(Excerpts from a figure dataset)
------------------------------

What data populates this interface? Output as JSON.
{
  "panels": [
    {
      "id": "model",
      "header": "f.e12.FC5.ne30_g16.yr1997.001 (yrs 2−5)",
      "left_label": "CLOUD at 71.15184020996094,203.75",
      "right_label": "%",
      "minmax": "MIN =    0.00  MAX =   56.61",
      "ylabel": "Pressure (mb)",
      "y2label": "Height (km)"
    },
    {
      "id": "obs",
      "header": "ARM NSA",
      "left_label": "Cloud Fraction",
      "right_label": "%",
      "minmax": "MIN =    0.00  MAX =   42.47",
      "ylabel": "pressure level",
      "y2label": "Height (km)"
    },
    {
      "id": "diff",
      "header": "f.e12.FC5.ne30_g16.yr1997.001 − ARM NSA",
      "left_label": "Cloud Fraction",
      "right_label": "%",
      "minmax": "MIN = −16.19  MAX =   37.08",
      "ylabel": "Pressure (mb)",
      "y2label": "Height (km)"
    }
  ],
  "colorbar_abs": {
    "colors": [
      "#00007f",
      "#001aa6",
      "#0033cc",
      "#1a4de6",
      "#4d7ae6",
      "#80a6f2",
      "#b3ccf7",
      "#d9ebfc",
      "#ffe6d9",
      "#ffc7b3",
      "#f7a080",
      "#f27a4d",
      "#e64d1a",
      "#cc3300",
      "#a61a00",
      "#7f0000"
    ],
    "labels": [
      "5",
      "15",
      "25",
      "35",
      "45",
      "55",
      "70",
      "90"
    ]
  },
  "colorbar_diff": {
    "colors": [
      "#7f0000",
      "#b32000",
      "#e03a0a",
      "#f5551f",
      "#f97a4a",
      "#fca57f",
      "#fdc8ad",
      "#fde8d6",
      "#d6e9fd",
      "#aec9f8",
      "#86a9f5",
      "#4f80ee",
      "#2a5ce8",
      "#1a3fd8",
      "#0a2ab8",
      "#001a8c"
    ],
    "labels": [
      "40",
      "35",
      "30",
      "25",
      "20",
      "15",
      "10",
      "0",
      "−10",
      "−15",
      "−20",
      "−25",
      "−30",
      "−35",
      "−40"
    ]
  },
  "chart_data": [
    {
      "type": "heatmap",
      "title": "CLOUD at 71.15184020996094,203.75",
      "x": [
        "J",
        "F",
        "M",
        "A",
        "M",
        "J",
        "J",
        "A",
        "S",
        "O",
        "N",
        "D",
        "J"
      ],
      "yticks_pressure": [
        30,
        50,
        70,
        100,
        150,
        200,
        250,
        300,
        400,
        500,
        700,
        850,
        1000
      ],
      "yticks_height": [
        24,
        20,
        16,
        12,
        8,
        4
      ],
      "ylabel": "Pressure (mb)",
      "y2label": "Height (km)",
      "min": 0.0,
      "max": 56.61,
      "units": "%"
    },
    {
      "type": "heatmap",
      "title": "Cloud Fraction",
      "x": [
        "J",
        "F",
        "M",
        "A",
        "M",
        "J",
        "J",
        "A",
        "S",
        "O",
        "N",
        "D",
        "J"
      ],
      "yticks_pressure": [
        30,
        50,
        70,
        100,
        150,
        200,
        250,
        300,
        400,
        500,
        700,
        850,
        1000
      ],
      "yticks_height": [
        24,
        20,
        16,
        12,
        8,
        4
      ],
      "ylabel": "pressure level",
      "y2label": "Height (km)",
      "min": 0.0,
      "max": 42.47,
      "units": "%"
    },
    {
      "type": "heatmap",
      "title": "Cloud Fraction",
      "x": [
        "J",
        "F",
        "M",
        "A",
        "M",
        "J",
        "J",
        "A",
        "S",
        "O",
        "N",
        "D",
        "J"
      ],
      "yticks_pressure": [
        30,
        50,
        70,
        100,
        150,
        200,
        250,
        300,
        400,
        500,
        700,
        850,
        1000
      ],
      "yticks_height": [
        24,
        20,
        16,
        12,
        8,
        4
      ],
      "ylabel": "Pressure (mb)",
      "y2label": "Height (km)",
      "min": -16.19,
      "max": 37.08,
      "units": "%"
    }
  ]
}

------------------------------

● Exercise description: Print again each line of the listing above, exactly as it appears.

● Task result:
What data populates this interface? Output as JSON.
{
  "panels": [
    {
      "id": "model",
      "header": "f.e12.FC5.ne30_g16.yr1997.001 (yrs 2−5)",
      "left_label": "CLOUD at 71.15184020996094,203.75",
      "right_label": "%",
      "minmax": "MIN =    0.00  MAX =   56.61",
      "ylabel": "Pressure (mb)",
      "y2label": "Height (km)"
    },
    {
      "id": "obs",
      "header": "ARM NSA",
      "left_label": "Cloud Fraction",
      "right_label": "%",
      "minmax": "MIN =    0.00  MAX =   42.47",
      "ylabel": "pressure level",
      "y2label": "Height (km)"
    },
    {
      "id": "diff",
      "header": "f.e12.FC5.ne30_g16.yr1997.001 − ARM NSA",
      "left_label": "Cloud Fraction",
      "right_label": "%",
      "minmax": "MIN = −16.19  MAX =   37.08",
      "ylabel": "Pressure (mb)",
      "y2label": "Height (km)"
    }
  ],
  "colorbar_abs": {
    "colors": [
      "#00007f",
      "#001aa6",
      "#0033cc",
      "#1a4de6",
      "#4d7ae6",
      "#80a6f2",
      "#b3ccf7",
      "#d9ebfc",
      "#ffe6d9",
      "#ffc7b3",
      "#f7a080",
      "#f27a4d",
      "#e64d1a",
      "#cc3300",
      "#a61a00",
      "#7f0000"
    ],
    "labels": [
      "5",
      "15",
      "25",
      "35",
      "45",
      "55",
      "70",
      "90"
    ]
  },
  "colorbar_diff": {
    "colors": [
      "#7f0000",
      "#b32000",
      "#e03a0a",
      "#f5551f",
      "#f97a4a",
      "#fca57f",
      "#fdc8ad",
      "#fde8d6",
      "#d6e9fd",
      "#aec9f8",
      "#86a9f5",
      "#4f80ee",
      "#2a5ce8",
      "#1a3fd8",
      "#0a2ab8",
      "#001a8c"
    ],
    "labels": [
      "40",
      "35",
      "30",
      "25",
      "20",
      "15",
      "10",
      "0",
      "−10",
      "−15",
      "−20",
      "−25",
      "−30",
      "−35",
      "−40"
    ]
  },
  "chart_data": [
    {
      "type": "heatmap",
      "title": "CLOUD at 71.15184020996094,203.75",
      "x": [
        "J",
        "F",
        "M",
        "A",
        "M",
        "J",
        "J",
        "A",
        "S",
        "O",
        "N",
        "D",
        "J"
      ],
      "yticks_pressure": [
        30,
        50,
        70,
        100,
        150,
        200,
        250,
        300,
        400,
        500,
        700,
        850,
        1000
      ],
      "yticks_height": [
        24,
        20,
        16,
        12,
        8,
        4
      ],
      "ylabel": "Pressure (mb)",
      "y2label": "Height (km)",
      "min": 0.0,
      "max": 56.61,
      "units": "%"
    },
    {
      "type": "heatmap",
      "title": "Cloud Fraction",
      "x": [
        "J",
        "F",
        "M",
        "A",
        "M",
        "J",
        "J",
        "A",
        "S",
        "O",
        "N",
        "D",
        "J"
      ],
      "yticks_pressure": [
        30,
        50,
        70,
        100,
        150,
        200,
        250,
        300,
        400,
        500,
        700,
        850,
        1000
      ],
      "yticks_height": [
        24,
        20,
        16,
        12,
        8,
        4
      ],
      "ylabel": "pressure level",
      "y2label": "Height (km)",
      "min": 0.0,
      "max": 42.47,
      "units": "%"
    },
    {
      "type": "heatmap",
      "title": "Cloud Fraction",
      "x": [
        "J",
        "F",
        "M",
        "A",
        "M",
        "J",
        "J",
        "A",
        "S",
        "O",
        "N",
        "D",
        "J"
      ],
      "yticks_pressure": [
        30,
        50,
        70,
        100,
        150,
        200,
        250,
        300,
        400,
        500,
        700,
        850,
        1000
      ],
      "yticks_height": [
        24,
        20,
        16,
        12,
        8,
        4
      ],
      "ylabel": "Pressure (mb)",
      "y2label": "Height (km)",
      "min": -16.19,
      "max": 37.08,
      "units": "%"
    }
  ]
}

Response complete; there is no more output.